**Document:**
=======

On Fri, Sep 07, 2012 at 08:46:56PM +0000, Edward Ned Harvey (lopser) wrote:
> I believe these products exist, but I'm having difficulty finding
> them.  You want to provide HA virtualization... Meaning some VM
> should appear to always be up, even if half of the underlying
> hardware were to die.  At first blush, it would seem impossible ...
> Even the fastest network can't possibly keep up with the internal CPU
> state and memory of the guest VM.  But I would swear, some years ago,
> I saw or heard something intelligent ... The host OS is able to
> quickly snapshot and diff the guest machine state, so it does this at
> critical moments, like, when the guest OS is sending outbound network
> packets.  So you don't actually need to keep the complete guest
> machine state in sync between two machines; you only need to quickly
> send diffs at critical moments.  Then at any given moment, more than
> one host hardware can be hosting the identical internal system state
> for some guest VM.

=======

**Objective:** Reproduce everything in the message on high-availability virtualization from "On Fri, Sep" down to "seem impossible ...", with no changes.

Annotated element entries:
=======

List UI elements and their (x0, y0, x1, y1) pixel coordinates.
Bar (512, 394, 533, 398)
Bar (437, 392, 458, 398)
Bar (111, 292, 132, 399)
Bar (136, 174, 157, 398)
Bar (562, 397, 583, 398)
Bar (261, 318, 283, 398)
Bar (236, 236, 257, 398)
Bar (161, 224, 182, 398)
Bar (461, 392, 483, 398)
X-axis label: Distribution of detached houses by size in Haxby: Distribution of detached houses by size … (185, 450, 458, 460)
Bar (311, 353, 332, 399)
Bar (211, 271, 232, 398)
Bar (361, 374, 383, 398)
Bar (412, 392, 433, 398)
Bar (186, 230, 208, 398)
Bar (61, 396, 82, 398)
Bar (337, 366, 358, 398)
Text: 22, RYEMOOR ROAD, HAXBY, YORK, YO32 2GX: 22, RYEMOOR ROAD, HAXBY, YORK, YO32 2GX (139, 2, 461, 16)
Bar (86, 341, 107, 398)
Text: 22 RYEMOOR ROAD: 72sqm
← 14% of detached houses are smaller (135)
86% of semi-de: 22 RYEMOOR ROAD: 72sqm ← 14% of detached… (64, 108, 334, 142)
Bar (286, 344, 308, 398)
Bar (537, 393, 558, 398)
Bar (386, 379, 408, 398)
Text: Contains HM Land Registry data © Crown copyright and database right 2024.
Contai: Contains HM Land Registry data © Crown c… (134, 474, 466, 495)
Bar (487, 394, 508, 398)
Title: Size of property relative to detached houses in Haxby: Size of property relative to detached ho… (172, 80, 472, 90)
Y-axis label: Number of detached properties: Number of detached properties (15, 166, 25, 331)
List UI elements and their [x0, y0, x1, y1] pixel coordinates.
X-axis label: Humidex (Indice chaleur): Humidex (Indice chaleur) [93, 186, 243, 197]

=======

**Written response:**
On Fri, Sep 07, 2012 at 08:46:56PM +0000, Edward Ned Harvey (lopser) wrote:
> I believe these products exist, but I'm having difficulty finding
> them.  You want to provide HA virtualization... Meaning some VM
> should appear to always be up, even if half of the underlying
> hardware were to die.  At first blush, it would seem impossible ...